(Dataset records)
* * * * *
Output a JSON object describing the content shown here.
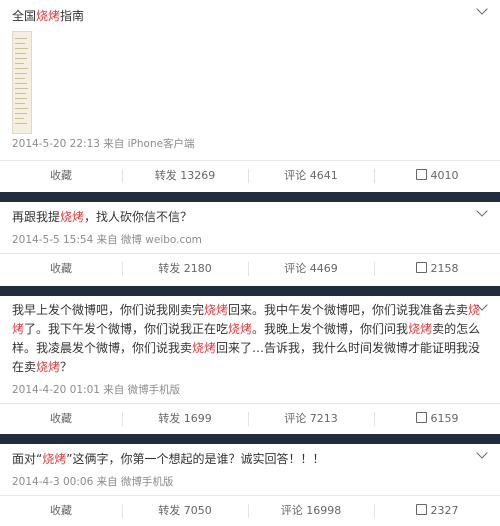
{
  "keyword": "烧烤",
  "actions": {
    "collect": "收藏",
    "repost_prefix": "转发",
    "comment_prefix": "评论"
  },
  "posts": [
    {
      "segments": [
        "全国",
        "烧烤",
        "指南"
      ],
      "meta": "2014-5-20 22:13 来自 iPhone客户端",
      "repost": "13269",
      "comment": "4641",
      "like": "4010",
      "has_image": true
    },
    {
      "segments": [
        "再跟我提",
        "烧烤",
        "，找人砍你信不信？"
      ],
      "meta": "2014-5-5 15:54 来自 微博 weibo.com",
      "repost": "2180",
      "comment": "4469",
      "like": "2158"
    },
    {
      "lines": [
        [
          "我早上发个微博吧，你们说我刚卖完",
          "烧烤",
          "回来。我中午发个微博吧，你们说我准备去卖",
          "烧"
        ],
        [
          "烤",
          "了。我下午发个微博，你们说我正在吃",
          "烧烤",
          "。我晚上发个微博，你们问我",
          "烧烤",
          "卖的怎么"
        ],
        [
          "样。我凌晨发个微博，你们说我卖",
          "烧烤",
          "回来了…告诉我，我什么时间发微博才能证明我没"
        ],
        [
          "在卖",
          "烧烤",
          "？"
        ]
      ],
      "meta": "2014-4-20 01:01 来自 微博手机版",
      "repost": "1699",
      "comment": "7213",
      "like": "6159"
    },
    {
      "segments": [
        "面对“",
        "烧烤",
        "”这俩字，你第一个想起的是谁？诚实回答！！！"
      ],
      "meta": "2014-4-3 00:06 来自 微博手机版",
      "repost": "7050",
      "comment": "16998",
      "like": "2327"
    }
  ]
}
* * * * *
Images should not appear in the copy; retype the listing above exactly.

Output a JSON object describing the content shown here.
{
  "keyword": "烧烤",
  "actions": {
    "collect": "收藏",
    "repost_prefix": "转发",
    "comment_prefix": "评论"
  },
  "posts": [
    {
      "segments": [
        "全国",
        "烧烤",
        "指南"
      ],
      "meta": "2014-5-20 22:13 来自 iPhone客户端",
      "repost": "13269",
      "comment": "4641",
      "like": "4010",
      "has_image": true
    },
    {
      "segments": [
        "再跟我提",
        "烧烤",
        "，找人砍你信不信？"
      ],
      "meta": "2014-5-5 15:54 来自 微博 weibo.com",
      "repost": "2180",
      "comment": "4469",
      "like": "2158"
    },
    {
      "lines": [
        [
          "我早上发个微博吧，你们说我刚卖完",
          "烧烤",
          "回来。我中午发个微博吧，你们说我准备去卖",
          "烧"
        ],
        [
          "烤",
          "了。我下午发个微博，你们说我正在吃",
          "烧烤",
          "。我晚上发个微博，你们问我",
          "烧烤",
          "卖的怎么"
        ],
        [
          "样。我凌晨发个微博，你们说我卖",
          "烧烤",
          "回来了…告诉我，我什么时间发微博才能证明我没"
        ],
        [
          "在卖",
          "烧烤",
          "？"
        ]
      ],
      "meta": "2014-4-20 01:01 来自 微博手机版",
      "repost": "1699",
      "comment": "7213",
      "like": "6159"
    },
    {
      "segments": [
        "面对“",
        "烧烤",
        "”这俩字，你第一个想起的是谁？诚实回答！！！"
      ],
      "meta": "2014-4-3 00:06 来自 微博手机版",
      "repost": "7050",
      "comment": "16998",
      "like": "2327"
    }
  ]
}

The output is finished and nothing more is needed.